- Aim: Extract the listing in its entirety, keeping each line identical to the original.

(Records contained in a dataset)
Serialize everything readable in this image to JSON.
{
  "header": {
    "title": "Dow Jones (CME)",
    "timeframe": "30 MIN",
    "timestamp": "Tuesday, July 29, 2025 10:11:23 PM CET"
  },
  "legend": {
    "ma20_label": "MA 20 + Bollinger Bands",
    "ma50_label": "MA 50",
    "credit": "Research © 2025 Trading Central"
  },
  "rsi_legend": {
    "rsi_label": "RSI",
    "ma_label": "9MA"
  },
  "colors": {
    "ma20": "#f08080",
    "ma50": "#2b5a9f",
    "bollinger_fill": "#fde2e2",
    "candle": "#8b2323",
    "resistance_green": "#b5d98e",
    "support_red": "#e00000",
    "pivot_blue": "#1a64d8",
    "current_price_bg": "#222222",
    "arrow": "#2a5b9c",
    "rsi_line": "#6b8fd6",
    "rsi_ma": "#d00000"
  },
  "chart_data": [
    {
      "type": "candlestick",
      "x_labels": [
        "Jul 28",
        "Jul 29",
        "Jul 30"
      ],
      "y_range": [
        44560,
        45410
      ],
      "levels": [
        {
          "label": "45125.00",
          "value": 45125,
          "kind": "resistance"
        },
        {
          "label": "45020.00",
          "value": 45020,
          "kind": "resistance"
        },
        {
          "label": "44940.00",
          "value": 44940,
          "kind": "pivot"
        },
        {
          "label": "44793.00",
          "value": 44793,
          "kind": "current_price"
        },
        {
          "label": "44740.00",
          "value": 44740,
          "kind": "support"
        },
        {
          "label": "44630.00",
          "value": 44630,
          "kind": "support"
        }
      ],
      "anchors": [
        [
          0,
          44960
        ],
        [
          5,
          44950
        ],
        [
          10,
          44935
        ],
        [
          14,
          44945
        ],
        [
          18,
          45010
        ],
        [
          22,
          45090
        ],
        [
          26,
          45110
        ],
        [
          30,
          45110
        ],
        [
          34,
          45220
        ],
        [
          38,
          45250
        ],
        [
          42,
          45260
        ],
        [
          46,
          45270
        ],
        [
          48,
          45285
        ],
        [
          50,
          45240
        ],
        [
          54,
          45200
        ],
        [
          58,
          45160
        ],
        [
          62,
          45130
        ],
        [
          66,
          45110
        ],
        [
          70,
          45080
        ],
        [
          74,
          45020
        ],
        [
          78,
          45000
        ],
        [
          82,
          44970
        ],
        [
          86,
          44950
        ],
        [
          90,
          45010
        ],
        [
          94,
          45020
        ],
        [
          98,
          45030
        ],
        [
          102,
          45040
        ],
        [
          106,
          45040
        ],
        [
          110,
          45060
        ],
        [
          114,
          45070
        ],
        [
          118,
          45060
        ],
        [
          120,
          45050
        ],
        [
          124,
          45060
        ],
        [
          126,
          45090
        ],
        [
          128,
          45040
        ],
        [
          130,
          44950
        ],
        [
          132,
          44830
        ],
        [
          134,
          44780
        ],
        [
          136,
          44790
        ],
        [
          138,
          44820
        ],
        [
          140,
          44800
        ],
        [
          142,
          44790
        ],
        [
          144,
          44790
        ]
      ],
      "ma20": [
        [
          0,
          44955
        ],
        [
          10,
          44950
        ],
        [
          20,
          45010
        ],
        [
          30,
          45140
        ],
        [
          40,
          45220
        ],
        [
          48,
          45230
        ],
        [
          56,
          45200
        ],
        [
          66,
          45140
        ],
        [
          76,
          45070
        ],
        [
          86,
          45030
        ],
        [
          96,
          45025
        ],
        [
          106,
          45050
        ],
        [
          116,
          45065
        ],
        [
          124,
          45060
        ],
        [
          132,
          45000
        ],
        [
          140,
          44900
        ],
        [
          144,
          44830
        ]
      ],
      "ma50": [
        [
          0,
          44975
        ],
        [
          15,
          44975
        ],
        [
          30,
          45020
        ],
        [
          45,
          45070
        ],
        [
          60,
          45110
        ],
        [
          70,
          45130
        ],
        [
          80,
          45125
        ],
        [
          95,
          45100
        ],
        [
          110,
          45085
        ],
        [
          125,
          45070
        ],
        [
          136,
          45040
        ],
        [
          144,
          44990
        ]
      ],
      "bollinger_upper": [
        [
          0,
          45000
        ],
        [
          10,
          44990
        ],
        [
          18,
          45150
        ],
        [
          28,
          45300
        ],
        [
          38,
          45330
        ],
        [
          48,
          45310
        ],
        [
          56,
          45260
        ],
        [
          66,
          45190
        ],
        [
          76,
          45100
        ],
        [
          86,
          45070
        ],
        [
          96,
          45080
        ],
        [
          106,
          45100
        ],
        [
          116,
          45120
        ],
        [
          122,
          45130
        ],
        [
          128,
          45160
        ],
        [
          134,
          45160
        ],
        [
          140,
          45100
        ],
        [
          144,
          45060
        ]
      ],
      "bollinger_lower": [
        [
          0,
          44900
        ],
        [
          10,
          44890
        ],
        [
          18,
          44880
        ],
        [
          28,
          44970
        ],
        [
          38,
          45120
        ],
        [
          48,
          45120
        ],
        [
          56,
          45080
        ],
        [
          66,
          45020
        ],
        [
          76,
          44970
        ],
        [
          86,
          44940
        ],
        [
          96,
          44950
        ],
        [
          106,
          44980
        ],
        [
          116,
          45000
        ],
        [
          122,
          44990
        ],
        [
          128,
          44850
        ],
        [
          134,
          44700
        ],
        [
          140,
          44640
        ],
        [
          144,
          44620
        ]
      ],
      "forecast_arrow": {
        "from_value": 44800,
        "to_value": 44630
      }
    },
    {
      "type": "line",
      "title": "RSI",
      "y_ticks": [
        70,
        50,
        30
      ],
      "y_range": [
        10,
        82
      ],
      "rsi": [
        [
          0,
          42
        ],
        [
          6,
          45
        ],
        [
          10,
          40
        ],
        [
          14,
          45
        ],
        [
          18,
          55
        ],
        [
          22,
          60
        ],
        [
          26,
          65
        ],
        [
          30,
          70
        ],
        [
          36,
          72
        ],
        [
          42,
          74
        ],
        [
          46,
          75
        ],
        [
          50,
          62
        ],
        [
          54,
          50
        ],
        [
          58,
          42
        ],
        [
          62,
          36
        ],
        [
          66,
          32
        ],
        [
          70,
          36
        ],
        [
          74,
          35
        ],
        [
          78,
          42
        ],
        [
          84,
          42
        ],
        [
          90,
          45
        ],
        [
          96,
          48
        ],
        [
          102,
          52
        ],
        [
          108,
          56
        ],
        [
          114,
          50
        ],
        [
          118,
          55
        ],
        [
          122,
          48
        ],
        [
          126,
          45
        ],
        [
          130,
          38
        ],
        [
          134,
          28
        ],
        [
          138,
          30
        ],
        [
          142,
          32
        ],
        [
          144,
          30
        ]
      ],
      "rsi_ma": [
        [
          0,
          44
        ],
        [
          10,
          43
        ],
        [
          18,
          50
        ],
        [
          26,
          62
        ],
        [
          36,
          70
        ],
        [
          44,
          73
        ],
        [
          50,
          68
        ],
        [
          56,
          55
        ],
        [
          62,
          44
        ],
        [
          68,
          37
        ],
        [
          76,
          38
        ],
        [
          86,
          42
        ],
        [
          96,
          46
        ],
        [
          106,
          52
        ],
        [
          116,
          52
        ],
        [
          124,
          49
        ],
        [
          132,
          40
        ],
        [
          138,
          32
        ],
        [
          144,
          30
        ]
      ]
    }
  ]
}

- Output below:
Serialize everything readable in this image to JSON.
{
  "header": {
    "title": "Dow Jones (CME)",
    "timeframe": "30 MIN",
    "timestamp": "Tuesday, July 29, 2025 10:11:23 PM CET"
  },
  "legend": {
    "ma20_label": "MA 20 + Bollinger Bands",
    "ma50_label": "MA 50",
    "credit": "Research © 2025 Trading Central"
  },
  "rsi_legend": {
    "rsi_label": "RSI",
    "ma_label": "9MA"
  },
  "colors": {
    "ma20": "#f08080",
    "ma50": "#2b5a9f",
    "bollinger_fill": "#fde2e2",
    "candle": "#8b2323",
    "resistance_green": "#b5d98e",
    "support_red": "#e00000",
    "pivot_blue": "#1a64d8",
    "current_price_bg": "#222222",
    "arrow": "#2a5b9c",
    "rsi_line": "#6b8fd6",
    "rsi_ma": "#d00000"
  },
  "chart_data": [
    {
      "type": "candlestick",
      "x_labels": [
        "Jul 28",
        "Jul 29",
        "Jul 30"
      ],
      "y_range": [
        44560,
        45410
      ],
      "levels": [
        {
          "label": "45125.00",
          "value": 45125,
          "kind": "resistance"
        },
        {
          "label": "45020.00",
          "value": 45020,
          "kind": "resistance"
        },
        {
          "label": "44940.00",
          "value": 44940,
          "kind": "pivot"
        },
        {
          "label": "44793.00",
          "value": 44793,
          "kind": "current_price"
        },
        {
          "label": "44740.00",
          "value": 44740,
          "kind": "support"
        },
        {
          "label": "44630.00",
          "value": 44630,
          "kind": "support"
        }
      ],
      "anchors": [
        [
          0,
          44960
        ],
        [
          5,
          44950
        ],
        [
          10,
          44935
        ],
        [
          14,
          44945
        ],
        [
          18,
          45010
        ],
        [
          22,
          45090
        ],
        [
          26,
          45110
        ],
        [
          30,
          45110
        ],
        [
          34,
          45220
        ],
        [
          38,
          45250
        ],
        [
          42,
          45260
        ],
        [
          46,
          45270
        ],
        [
          48,
          45285
        ],
        [
          50,
          45240
        ],
        [
          54,
          45200
        ],
        [
          58,
          45160
        ],
        [
          62,
          45130
        ],
        [
          66,
          45110
        ],
        [
          70,
          45080
        ],
        [
          74,
          45020
        ],
        [
          78,
          45000
        ],
        [
          82,
          44970
        ],
        [
          86,
          44950
        ],
        [
          90,
          45010
        ],
        [
          94,
          45020
        ],
        [
          98,
          45030
        ],
        [
          102,
          45040
        ],
        [
          106,
          45040
        ],
        [
          110,
          45060
        ],
        [
          114,
          45070
        ],
        [
          118,
          45060
        ],
        [
          120,
          45050
        ],
        [
          124,
          45060
        ],
        [
          126,
          45090
        ],
        [
          128,
          45040
        ],
        [
          130,
          44950
        ],
        [
          132,
          44830
        ],
        [
          134,
          44780
        ],
        [
          136,
          44790
        ],
        [
          138,
          44820
        ],
        [
          140,
          44800
        ],
        [
          142,
          44790
        ],
        [
          144,
          44790
        ]
      ],
      "ma20": [
        [
          0,
          44955
        ],
        [
          10,
          44950
        ],
        [
          20,
          45010
        ],
        [
          30,
          45140
        ],
        [
          40,
          45220
        ],
        [
          48,
          45230
        ],
        [
          56,
          45200
        ],
        [
          66,
          45140
        ],
        [
          76,
          45070
        ],
        [
          86,
          45030
        ],
        [
          96,
          45025
        ],
        [
          106,
          45050
        ],
        [
          116,
          45065
        ],
        [
          124,
          45060
        ],
        [
          132,
          45000
        ],
        [
          140,
          44900
        ],
        [
          144,
          44830
        ]
      ],
      "ma50": [
        [
          0,
          44975
        ],
        [
          15,
          44975
        ],
        [
          30,
          45020
        ],
        [
          45,
          45070
        ],
        [
          60,
          45110
        ],
        [
          70,
          45130
        ],
        [
          80,
          45125
        ],
        [
          95,
          45100
        ],
        [
          110,
          45085
        ],
        [
          125,
          45070
        ],
        [
          136,
          45040
        ],
        [
          144,
          44990
        ]
      ],
      "bollinger_upper": [
        [
          0,
          45000
        ],
        [
          10,
          44990
        ],
        [
          18,
          45150
        ],
        [
          28,
          45300
        ],
        [
          38,
          45330
        ],
        [
          48,
          45310
        ],
        [
          56,
          45260
        ],
        [
          66,
          45190
        ],
        [
          76,
          45100
        ],
        [
          86,
          45070
        ],
        [
          96,
          45080
        ],
        [
          106,
          45100
        ],
        [
          116,
          45120
        ],
        [
          122,
          45130
        ],
        [
          128,
          45160
        ],
        [
          134,
          45160
        ],
        [
          140,
          45100
        ],
        [
          144,
          45060
        ]
      ],
      "bollinger_lower": [
        [
          0,
          44900
        ],
        [
          10,
          44890
        ],
        [
          18,
          44880
        ],
        [
          28,
          44970
        ],
        [
          38,
          45120
        ],
        [
          48,
          45120
        ],
        [
          56,
          45080
        ],
        [
          66,
          45020
        ],
        [
          76,
          44970
        ],
        [
          86,
          44940
        ],
        [
          96,
          44950
        ],
        [
          106,
          44980
        ],
        [
          116,
          45000
        ],
        [
          122,
          44990
        ],
        [
          128,
          44850
        ],
        [
          134,
          44700
        ],
        [
          140,
          44640
        ],
        [
          144,
          44620
        ]
      ],
      "forecast_arrow": {
        "from_value": 44800,
        "to_value": 44630
      }
    },
    {
      "type": "line",
      "title": "RSI",
      "y_ticks": [
        70,
        50,
        30
      ],
      "y_range": [
        10,
        82
      ],
      "rsi": [
        [
          0,
          42
        ],
        [
          6,
          45
        ],
        [
          10,
          40
        ],
        [
          14,
          45
        ],
        [
          18,
          55
        ],
        [
          22,
          60
        ],
        [
          26,
          65
        ],
        [
          30,
          70
        ],
        [
          36,
          72
        ],
        [
          42,
          74
        ],
        [
          46,
          75
        ],
        [
          50,
          62
        ],
        [
          54,
          50
        ],
        [
          58,
          42
        ],
        [
          62,
          36
        ],
        [
          66,
          32
        ],
        [
          70,
          36
        ],
        [
          74,
          35
        ],
        [
          78,
          42
        ],
        [
          84,
          42
        ],
        [
          90,
          45
        ],
        [
          96,
          48
        ],
        [
          102,
          52
        ],
        [
          108,
          56
        ],
        [
          114,
          50
        ],
        [
          118,
          55
        ],
        [
          122,
          48
        ],
        [
          126,
          45
        ],
        [
          130,
          38
        ],
        [
          134,
          28
        ],
        [
          138,
          30
        ],
        [
          142,
          32
        ],
        [
          144,
          30
        ]
      ],
      "rsi_ma": [
        [
          0,
          44
        ],
        [
          10,
          43
        ],
        [
          18,
          50
        ],
        [
          26,
          62
        ],
        [
          36,
          70
        ],
        [
          44,
          73
        ],
        [
          50,
          68
        ],
        [
          56,
          55
        ],
        [
          62,
          44
        ],
        [
          68,
          37
        ],
        [
          76,
          38
        ],
        [
          86,
          42
        ],
        [
          96,
          46
        ],
        [
          106,
          52
        ],
        [
          116,
          52
        ],
        [
          124,
          49
        ],
        [
          132,
          40
        ],
        [
          138,
          32
        ],
        [
          144,
          30
        ]
      ]
    }
  ]
}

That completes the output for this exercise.